--- TAREAS Y EJERCICIOS ---
1) Traduzca al inglés esta oración del texto sobre el trauma: "Los recuerdos de estos eventos al ser tan intensos se almacenan de manera fragmentada y ajenos a la consciencia ordinaria, divididos en los pensamientos, sentimientos, acciones, sensaciones corporales y creencias sobre uno mismo y el mundo que nos rodea."
2) Retome el texto sobre el trauma y prosiga su redacción a partir de la última oración.

--- TEXTO PROPORCIONADO ---
Entendemos por tanto la existencia de dos tipos de trauma: los traumas T, que son más infrecuentes pero mucho más disruptivos, impactantes y en los que incluso pueden poner en peligro nuestra vida o nuestra integridad, como son los accidentes de coche, verse involucrado en un conflicto bélico, la pérdida repentina de un ser querido o un asalto sexual; y los traumas, más vinculadas con lo relacional, con vivencias aparentemente pequeñas pero que se van acumulando cuando se dan de manera repetida y que pueden ser incluso más peligrosas a nivel

 

psicológico pues ocurren de manera menos visible, podemos incluir aquí el rechazo vivido por nuestra familia, el hecho de que se invalide como nos estamos sintiendo o experiencias de violencia implícita en las que se nos hace el vacío de manera deliberada o se nos falta el respeto sin que nadie intervenga.

 

Cuando vivimos una situación traumática, y más aún cuando somos aún demasiado pequeños para poder siquiera comprenderla, nos vemos expuestos a conflictos que sobrepasan nuestros recursos y mecanismos de afrontamiento, impidiendonos no solamente hacer frente a este evento sino también el poder integrarlo como una experiencia más. Los recuerdos de estos eventos al ser tan intensos se almacenan de manera fragmentada y ajenos a la consciencia ordinaria, divididos en los pensamientos, sentimientos, acciones, sensaciones corporales y creencias sobre uno mismo y el mundo que nos rodea. Al no poder poder hacer una síntesis y dotar a la experiencia de significado, una narrativa completa y un cierre, el evento puede seguir interfiriendo intrusivamente en nuestros pensamientos cómo si siguiéramos reviviendo constantemente la situación en cuestión o ocurrir justo lo contrario, perder el contacto con lo sucedido o incluso con la realidad que nos rodea.

 

En estas circunstancias tan adversas nos vemos forzados a elaborar nuestras propias estrategias para hacer frente al malestar, herramientas que nos sirven para sobrellevar de la mejor manera esos momentos aunque no sean las más funcionales. Estos mecanismos se mantienen en el tiempo, pues aunque no sean adaptativas o nos puedan perjudicar a la larga, fueron muy útiles en un momento concreto de nuestra historia. Dentro de estas estrategias se puede incluir una larga serie de conductas como consumir sustancias que nos alivian, darnos atracones de comida, comprar desmesuradamente, evitar situaciones incómodas, hacer deporte, actividades que nos saquen de la realidad (videojuegos, redes sociales, etc.) o cortar relación con la persona que nos plantee un conflicto. No obstante, y aunque muchas veces no podamos entrar en contacto con ello, estas acciones enmascaran un malestar que sigue activo y que sigue interfiriendo en nuestro funcionamiento.

--- MATERIAL PROPORCIONADO ---
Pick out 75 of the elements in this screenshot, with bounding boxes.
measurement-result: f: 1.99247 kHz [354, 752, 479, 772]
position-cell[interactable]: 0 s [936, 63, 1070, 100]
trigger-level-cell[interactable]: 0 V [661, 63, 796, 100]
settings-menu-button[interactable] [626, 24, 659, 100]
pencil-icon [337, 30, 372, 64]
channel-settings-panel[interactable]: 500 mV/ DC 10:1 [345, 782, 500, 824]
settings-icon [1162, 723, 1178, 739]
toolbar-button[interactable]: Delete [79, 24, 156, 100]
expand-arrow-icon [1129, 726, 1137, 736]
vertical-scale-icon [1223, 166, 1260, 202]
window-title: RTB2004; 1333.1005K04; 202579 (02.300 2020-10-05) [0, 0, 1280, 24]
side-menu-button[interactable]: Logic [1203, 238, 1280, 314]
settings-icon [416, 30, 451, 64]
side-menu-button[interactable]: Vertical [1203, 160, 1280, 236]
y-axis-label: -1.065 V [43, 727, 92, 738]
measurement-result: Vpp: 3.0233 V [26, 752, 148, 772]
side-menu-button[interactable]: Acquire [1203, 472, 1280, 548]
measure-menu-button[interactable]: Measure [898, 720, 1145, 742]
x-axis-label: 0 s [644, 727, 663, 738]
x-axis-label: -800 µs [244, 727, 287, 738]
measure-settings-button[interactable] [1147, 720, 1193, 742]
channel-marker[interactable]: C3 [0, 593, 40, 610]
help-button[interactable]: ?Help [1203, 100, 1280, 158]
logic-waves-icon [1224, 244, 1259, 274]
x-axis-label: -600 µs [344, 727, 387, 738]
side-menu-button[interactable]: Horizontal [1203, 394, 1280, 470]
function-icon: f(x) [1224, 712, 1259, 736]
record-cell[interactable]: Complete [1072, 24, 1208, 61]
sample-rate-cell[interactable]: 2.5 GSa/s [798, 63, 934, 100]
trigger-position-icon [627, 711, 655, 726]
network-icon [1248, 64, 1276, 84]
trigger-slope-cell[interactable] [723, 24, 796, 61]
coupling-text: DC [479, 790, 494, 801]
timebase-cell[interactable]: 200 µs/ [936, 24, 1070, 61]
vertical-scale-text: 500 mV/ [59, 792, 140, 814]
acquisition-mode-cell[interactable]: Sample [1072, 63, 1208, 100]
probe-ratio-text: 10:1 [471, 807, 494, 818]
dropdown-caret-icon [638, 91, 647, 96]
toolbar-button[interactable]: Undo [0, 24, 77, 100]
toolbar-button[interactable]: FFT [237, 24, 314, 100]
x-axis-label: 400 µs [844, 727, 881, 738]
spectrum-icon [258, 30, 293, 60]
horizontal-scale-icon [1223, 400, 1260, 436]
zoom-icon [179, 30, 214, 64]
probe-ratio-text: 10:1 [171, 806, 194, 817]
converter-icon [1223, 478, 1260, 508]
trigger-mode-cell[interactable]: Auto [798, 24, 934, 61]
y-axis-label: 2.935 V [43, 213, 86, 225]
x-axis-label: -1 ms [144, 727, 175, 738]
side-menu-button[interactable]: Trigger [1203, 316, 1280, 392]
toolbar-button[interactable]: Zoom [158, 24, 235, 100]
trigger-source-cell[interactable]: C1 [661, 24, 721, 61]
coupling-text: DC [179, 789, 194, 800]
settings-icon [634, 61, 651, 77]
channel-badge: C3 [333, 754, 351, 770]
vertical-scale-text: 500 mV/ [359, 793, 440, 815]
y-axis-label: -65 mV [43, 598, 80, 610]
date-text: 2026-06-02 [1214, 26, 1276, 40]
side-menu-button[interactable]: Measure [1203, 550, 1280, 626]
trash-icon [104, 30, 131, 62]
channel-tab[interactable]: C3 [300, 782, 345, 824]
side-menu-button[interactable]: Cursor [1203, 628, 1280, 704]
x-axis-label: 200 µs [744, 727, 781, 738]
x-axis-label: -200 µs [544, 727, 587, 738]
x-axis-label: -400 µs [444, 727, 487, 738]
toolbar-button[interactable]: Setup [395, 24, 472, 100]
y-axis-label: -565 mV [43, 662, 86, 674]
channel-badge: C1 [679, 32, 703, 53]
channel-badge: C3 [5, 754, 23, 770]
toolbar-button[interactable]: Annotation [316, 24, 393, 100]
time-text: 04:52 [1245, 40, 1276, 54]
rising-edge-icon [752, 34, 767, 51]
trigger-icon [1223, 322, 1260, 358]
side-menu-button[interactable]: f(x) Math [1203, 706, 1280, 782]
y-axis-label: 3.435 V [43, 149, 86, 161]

--- CONJUNTO DE RESPUESTAS ---
1) Because the memories of these events are so intense, they are stored in a fragmented way and apart from ordinary consciousness, divided into thoughts, feelings, actions, bodily sensations, and beliefs about oneself and the world around us.

2)
 

Otras veces, sin embargo, estas estrategias están ligadas a estados de supervivencia más primitivos, en los que nuestro cuerpo reacciona llevándonos a respuestas de lucha, en las que nos estamos sintiendo atacados y reaccionamos de manera hostil, siendo violentos con la otra persona o colocándola en el lugar de agresor (“me estas haciendo daño”); huyendo, cuando nos sentimos en peligro o en contacto con un malestar del que tenemos la necesidad de escapar; o congelandonos, donde sentimos que nada de lo que podamos hacer va a surtir efecto para hacer frente a la situación o entrar en contacto con ello puede desbordarnos por completo. 

 

El entrar en estos estados no es una decisión que tomemos a nivel consciente, pero al igual que sucede con las conductas que realizamos para gestionar cómo nos sentimos, podemos reflexionar sobre aquello que está pasando y decidir hasta qué punto son aspectos de nuestra vida que queremos cambiar o aprender a gestionar de otra forma. El poder construir recursos en terapia nos ayuda a sostener las partes de nuestra historia que no pudimos integrar en el momento que sucedieron y acercarnos a modelos de funcionamiento más en sintonía con aquello que queremos en nuestra vida.